WHAT YOU NEED TO DO | When a line in the data below includes "General", pick it out and copy it.
::::::::
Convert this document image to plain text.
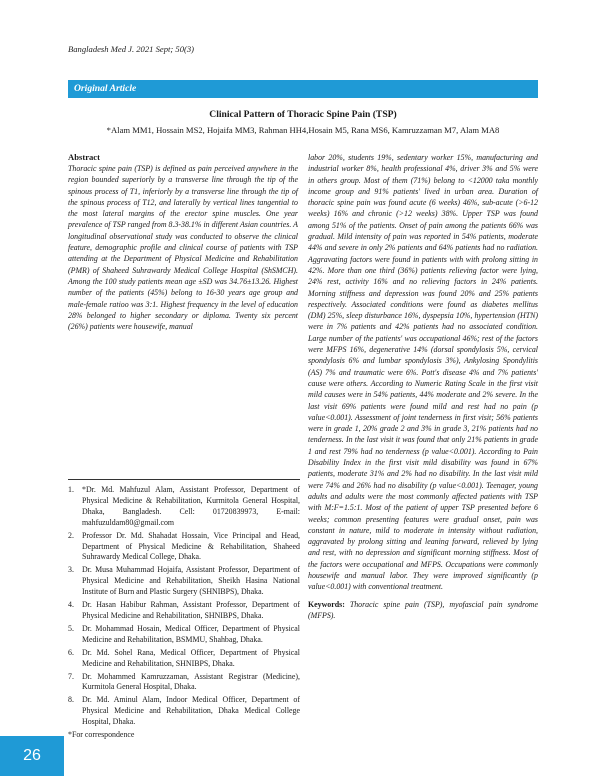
Bangladesh Med J. 2021 Sept; 50(3)
Original Article
Clinical Pattern of Thoracic Spine Pain (TSP)
*Alam MM1, Hossain MS2, Hojaifa MM3, Rahman HH4,Hosain M5, Rana MS6, Kamruzzaman M7, Alam MA8
Abstract

Thoracic spine pain (TSP) is defined as pain perceived anywhere in the region bounded superiorly by a transverse line through the tip of the spinous process of T1, inferiorly by a transverse line through the tip of the spinous process of T12, and laterally by vertical lines tangential to the most lateral margins of the erector spine muscles. One year prevalence of TSP ranged from 8.3-38.1% in different Asian countries. A longitudinal observational study was conducted to observe the clinical feature, demographic profile and clinical course of patients with TSP attending at the Department of Physical Medicine and Rehabilitation (PMR) of Shaheed Suhrawardy Medical College Hospital (ShSMCH). Among the 100 study patients mean age ±SD was 34.76±13.26. Highest number of the patients (45%) belong to 16-30 years age group and male-female ratioo was 3:1. Highest frequency in the level of education 28% belonged to higher secondary or diploma. Twenty six percent (26%) patients were housewife, manual

labor 20%, students 19%, sedentary worker 15%, manufacturing and industrial worker 8%, health professional 4%, driver 3% and 5% were in others group. Most of them (71%) belong to <12000 taka monthly income group and 91% patients' lived in urban area. Duration of thoracic spine pain was found acute (6 weeks) 46%, sub-acute (>6-12 weeks) 16% and chronic (>12 weeks) 38%. Upper TSP was found among 51% of the patients. Onset of pain among the patients 66% was gradual. Mild intensity of pain was reported in 54% patients, moderate 44% and severe in only 2% patients and 64% patients had no radiation. Aggravating factors were found in patients with with prolong sitting in 42%. More than one third (36%) patients relieving factor were lying, 24% rest, activity 16% and no relieving factors in 24% patients. Morning stiffness and depression was found 20% and 25% patients respectively. Associated conditions were found as diabetes mellitus (DM) 25%, sleep disturbance 16%, dyspepsia 10%, hypertension (HTN) were in 7% patients and 42% patients had no associated condition. Large number of the patients' was occupational 46%; rest of the factors were MFPS 16%, degenerative 14% (dorsal spondylosis 5%, cervical spondylosis 6% and lumbar spondylosis 3%), Ankylosing Spondylitis (AS) 7% and traumatic were 6%. Pott's disease 4% and 7% patients' cause were others. According to Numeric Rating Scale in the first visit mild causes were in 54% patients, 44% moderate and 2% severe. In the last visit 69% patients were found mild and rest had no pain (p value<0.001). Assessment of joint tenderness in first visit; 56% patients were in grade 1, 20% grade 2 and 3% in grade 3, 21% patients had no tenderness. In the last visit it was found that only 21% patients in grade 1 and rest 79% had no tenderness (p value<0.001). According to Pain Disability Index in the first visit mild disability was found in 67% patients, moderate 31% and 2% had no disability. In the last visit mild were 74% and 26% had no disability (p value<0.001). Teenager, young adults and adults were the most commonly affected patients with TSP with M:F=1.5:1. Most of the patient of upper TSP presented before 6 weeks; common presenting features were gradual onset, pain was constant in nature, mild to moderate in intensity without radiation, aggravated by prolong sitting and leaning forward, relieved by lying and rest, with no depression and significant morning stiffness. Most of the factors were occupational and MFPS. Occupations were commonly housewife and manual labor. They were improved significantly (p value<0.001) with conventional treatment.

Keywords: Thoracic spine pain (TSP), myofascial pain syndrome (MFPS).
1.	*Dr. Md. Mahfuzul Alam, Assistant Professor, Department of Physical Medicine & Rehabilitation, Kurmitola General Hospital, Dhaka, Bangladesh. Cell: 01720839973, E-mail: mahfuzuldam80@gmail.com
2.	Professor Dr. Md. Shahadat Hossain, Vice Principal and Head, Department of Physical Medicine & Rehabilitation, Shaheed Suhrawardy Medical College, Dhaka.
3.	Dr. Musa Muhammad Hojaifa, Assistant Professor, Department of Physical Medicine and Rehabilitation, Sheikh Hasina National Institute of Burn and Plastic Surgery (SHNIBPS), Dhaka.
4.	Dr. Hasan Habibur Rahman, Assistant Professor, Department of Physical Medicine and Rehabilitation, SHNIBPS, Dhaka.
5.	Dr. Mohammad Hosain, Medical Officer, Department of Physical Medicine and Rehabilitation, BSMMU, Shahbag, Dhaka.
6.	Dr. Md. Sohel Rana, Medical Officer, Department of Physical Medicine and Rehabilitation, SHNIBPS, Dhaka.
7.	Dr. Mohammed Kamruzzaman, Assistant Registrar (Medicine), Kurmitola General Hospital, Dhaka.
8.	Dr. Md. Aminul Alam, Indoor Medical Officer, Department of Physical Medicine and Rehabilitation, Dhaka Medical College Hospital, Dhaka.
*For correspondence
26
::::::::
TASK OUTPUT |
1.	*Dr. Md. Mahfuzul Alam, Assistant Professor, Department of Physical Medicine & Rehabilitation, Kurmitola General Hospital, Dhaka, Bangladesh. Cell: 01720839973, E-mail: mahfuzuldam80@gmail.com
7.	Dr. Mohammed Kamruzzaman, Assistant Registrar (Medicine), Kurmitola General Hospital, Dhaka.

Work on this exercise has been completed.